The request:
Locate every line that holds the string "this" and copy it.

Given entries:
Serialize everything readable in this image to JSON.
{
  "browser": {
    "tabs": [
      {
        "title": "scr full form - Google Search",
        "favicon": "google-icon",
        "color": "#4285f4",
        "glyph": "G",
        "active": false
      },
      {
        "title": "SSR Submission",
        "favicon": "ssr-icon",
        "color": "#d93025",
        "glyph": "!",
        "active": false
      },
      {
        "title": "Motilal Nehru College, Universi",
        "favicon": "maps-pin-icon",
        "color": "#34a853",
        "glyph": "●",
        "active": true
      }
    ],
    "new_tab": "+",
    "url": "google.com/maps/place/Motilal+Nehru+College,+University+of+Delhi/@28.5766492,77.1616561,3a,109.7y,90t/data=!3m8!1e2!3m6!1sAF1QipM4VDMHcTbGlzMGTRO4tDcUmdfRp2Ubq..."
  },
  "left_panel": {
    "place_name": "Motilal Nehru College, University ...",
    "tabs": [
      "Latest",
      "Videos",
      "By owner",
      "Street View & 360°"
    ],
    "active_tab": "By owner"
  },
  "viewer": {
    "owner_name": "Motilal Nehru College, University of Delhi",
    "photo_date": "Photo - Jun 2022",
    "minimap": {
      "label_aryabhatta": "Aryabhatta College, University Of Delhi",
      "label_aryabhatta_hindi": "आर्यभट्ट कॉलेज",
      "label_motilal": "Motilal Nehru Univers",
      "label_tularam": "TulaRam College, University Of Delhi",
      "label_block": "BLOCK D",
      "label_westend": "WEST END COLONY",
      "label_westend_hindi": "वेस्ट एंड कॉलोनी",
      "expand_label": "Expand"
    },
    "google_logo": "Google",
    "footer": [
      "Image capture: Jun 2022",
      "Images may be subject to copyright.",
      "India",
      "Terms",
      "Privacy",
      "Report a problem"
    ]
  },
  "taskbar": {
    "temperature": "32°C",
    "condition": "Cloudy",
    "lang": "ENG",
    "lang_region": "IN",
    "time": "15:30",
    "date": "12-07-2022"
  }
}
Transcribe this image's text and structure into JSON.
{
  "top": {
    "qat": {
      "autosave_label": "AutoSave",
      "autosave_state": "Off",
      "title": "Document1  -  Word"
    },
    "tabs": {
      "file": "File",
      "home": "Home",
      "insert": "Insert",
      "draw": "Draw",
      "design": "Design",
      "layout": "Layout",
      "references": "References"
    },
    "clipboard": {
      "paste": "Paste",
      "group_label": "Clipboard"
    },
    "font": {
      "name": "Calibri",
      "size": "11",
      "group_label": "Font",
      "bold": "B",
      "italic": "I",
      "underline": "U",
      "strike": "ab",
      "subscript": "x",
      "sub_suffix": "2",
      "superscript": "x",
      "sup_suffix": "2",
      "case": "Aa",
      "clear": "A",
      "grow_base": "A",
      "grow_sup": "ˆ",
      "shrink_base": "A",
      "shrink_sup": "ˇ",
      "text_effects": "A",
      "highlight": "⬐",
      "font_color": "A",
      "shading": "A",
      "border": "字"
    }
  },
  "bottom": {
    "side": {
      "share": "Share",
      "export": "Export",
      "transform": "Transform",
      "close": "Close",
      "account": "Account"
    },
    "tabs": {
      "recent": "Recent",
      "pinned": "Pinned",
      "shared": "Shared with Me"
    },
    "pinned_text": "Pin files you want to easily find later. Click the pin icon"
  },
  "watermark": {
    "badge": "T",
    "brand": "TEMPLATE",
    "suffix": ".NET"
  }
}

Result below:
Serialize everything readable in this image to JSON.
Transcribe this image's text and structure into JSON.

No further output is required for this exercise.